Start

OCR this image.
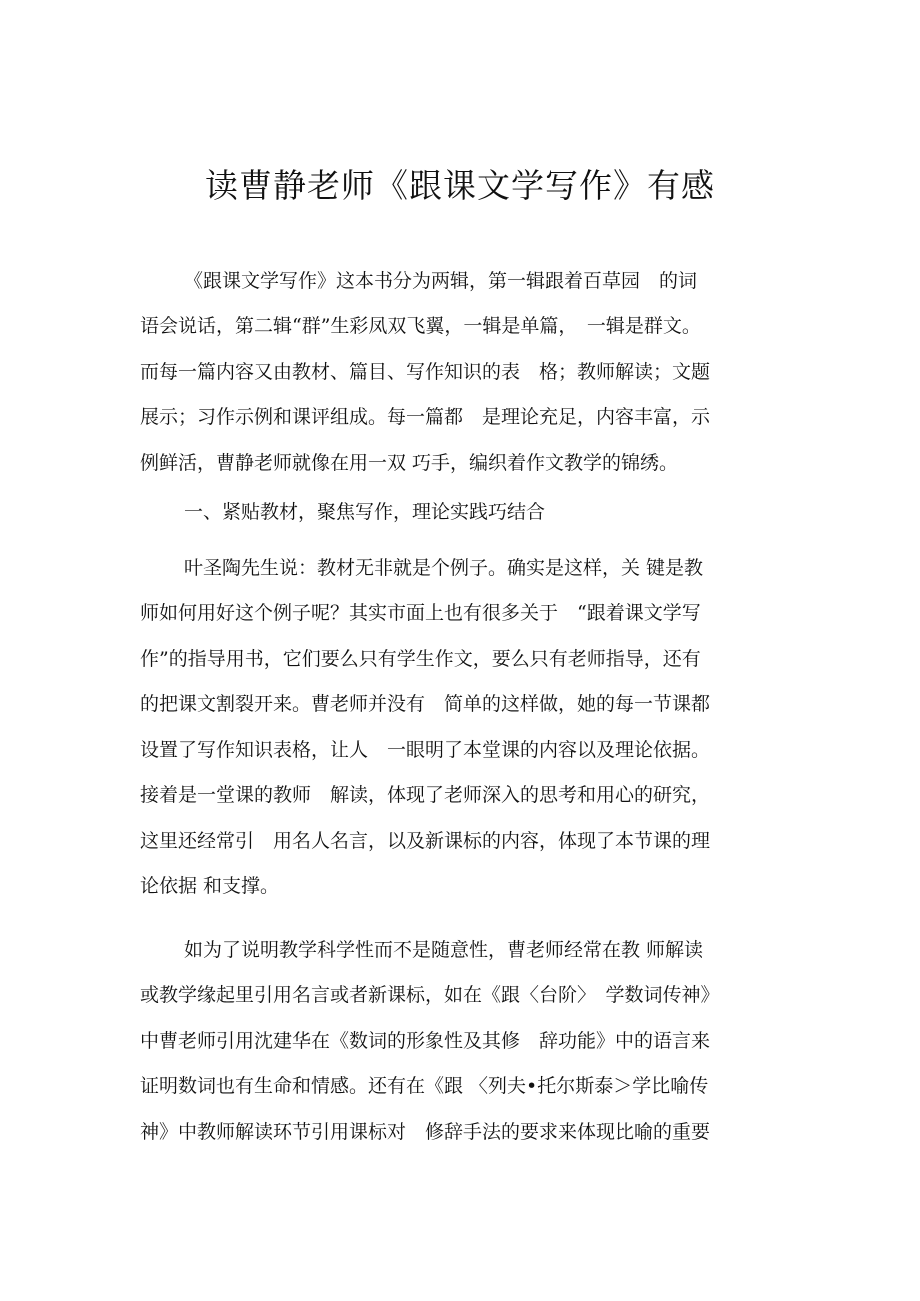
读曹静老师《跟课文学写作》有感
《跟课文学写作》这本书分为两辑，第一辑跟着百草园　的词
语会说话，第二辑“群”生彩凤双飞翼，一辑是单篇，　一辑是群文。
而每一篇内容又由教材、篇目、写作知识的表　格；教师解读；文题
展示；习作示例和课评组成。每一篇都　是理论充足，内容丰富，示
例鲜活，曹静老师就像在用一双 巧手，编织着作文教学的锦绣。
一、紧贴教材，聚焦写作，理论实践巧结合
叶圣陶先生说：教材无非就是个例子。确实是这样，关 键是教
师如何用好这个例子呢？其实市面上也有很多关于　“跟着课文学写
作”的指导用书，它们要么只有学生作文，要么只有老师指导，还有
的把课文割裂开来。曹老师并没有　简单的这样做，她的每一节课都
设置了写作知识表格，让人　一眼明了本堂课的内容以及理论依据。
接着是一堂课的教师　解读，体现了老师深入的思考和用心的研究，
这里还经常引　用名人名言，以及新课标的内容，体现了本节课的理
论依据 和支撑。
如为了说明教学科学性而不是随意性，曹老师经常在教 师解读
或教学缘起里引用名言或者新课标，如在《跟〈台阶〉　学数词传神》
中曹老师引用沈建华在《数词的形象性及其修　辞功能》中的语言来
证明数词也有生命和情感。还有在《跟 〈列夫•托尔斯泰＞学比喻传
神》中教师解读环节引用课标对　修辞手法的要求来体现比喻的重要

End
Start

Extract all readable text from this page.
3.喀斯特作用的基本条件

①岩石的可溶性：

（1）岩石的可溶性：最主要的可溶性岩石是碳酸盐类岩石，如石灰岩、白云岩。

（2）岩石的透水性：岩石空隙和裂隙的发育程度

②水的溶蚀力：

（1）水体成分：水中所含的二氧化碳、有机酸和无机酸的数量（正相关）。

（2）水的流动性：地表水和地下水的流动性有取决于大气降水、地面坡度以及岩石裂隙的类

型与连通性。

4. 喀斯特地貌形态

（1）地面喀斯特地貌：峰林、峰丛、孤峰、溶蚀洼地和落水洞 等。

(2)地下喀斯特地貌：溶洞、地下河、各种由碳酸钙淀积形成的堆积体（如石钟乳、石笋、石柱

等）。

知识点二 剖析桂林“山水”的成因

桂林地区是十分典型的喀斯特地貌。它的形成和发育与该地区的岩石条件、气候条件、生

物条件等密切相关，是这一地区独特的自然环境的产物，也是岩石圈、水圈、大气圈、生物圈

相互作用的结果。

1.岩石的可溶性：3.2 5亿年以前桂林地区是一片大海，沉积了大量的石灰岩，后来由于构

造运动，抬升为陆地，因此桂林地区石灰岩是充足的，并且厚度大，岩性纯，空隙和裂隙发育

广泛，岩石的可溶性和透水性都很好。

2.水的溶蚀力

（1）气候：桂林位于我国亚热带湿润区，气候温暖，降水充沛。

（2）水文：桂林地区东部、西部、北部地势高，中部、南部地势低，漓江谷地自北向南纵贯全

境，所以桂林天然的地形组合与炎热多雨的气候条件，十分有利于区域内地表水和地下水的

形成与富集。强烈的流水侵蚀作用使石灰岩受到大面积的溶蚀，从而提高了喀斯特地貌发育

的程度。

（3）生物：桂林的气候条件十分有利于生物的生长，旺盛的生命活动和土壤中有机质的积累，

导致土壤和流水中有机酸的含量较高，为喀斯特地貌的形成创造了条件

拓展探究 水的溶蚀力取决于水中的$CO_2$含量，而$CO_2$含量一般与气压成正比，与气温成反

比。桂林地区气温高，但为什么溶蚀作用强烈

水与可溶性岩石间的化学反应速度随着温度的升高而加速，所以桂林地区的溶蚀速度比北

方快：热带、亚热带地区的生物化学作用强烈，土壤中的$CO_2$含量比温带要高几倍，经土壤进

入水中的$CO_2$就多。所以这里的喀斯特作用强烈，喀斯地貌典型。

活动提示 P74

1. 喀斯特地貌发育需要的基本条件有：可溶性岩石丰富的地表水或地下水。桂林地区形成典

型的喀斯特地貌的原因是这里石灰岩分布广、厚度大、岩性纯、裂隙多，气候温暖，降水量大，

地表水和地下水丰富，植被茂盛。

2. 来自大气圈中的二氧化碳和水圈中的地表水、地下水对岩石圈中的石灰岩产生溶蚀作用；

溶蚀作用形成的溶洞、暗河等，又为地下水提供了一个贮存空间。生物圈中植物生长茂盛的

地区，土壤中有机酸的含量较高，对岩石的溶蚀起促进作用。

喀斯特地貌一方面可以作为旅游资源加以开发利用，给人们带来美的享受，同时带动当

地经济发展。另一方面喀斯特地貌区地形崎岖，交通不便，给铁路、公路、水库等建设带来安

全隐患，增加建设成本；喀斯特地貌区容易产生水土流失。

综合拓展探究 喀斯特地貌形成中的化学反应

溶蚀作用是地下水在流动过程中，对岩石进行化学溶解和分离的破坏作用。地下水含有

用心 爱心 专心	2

End

**PROBLEM REQUIREMENTS:**
From the listing, copy every line where the string "跟课文学写作" appears.

**WORKED ANSWER:**
读曹静老师《跟课文学写作》有感
《跟课文学写作》这本书分为两辑，第一辑跟着百草园　的词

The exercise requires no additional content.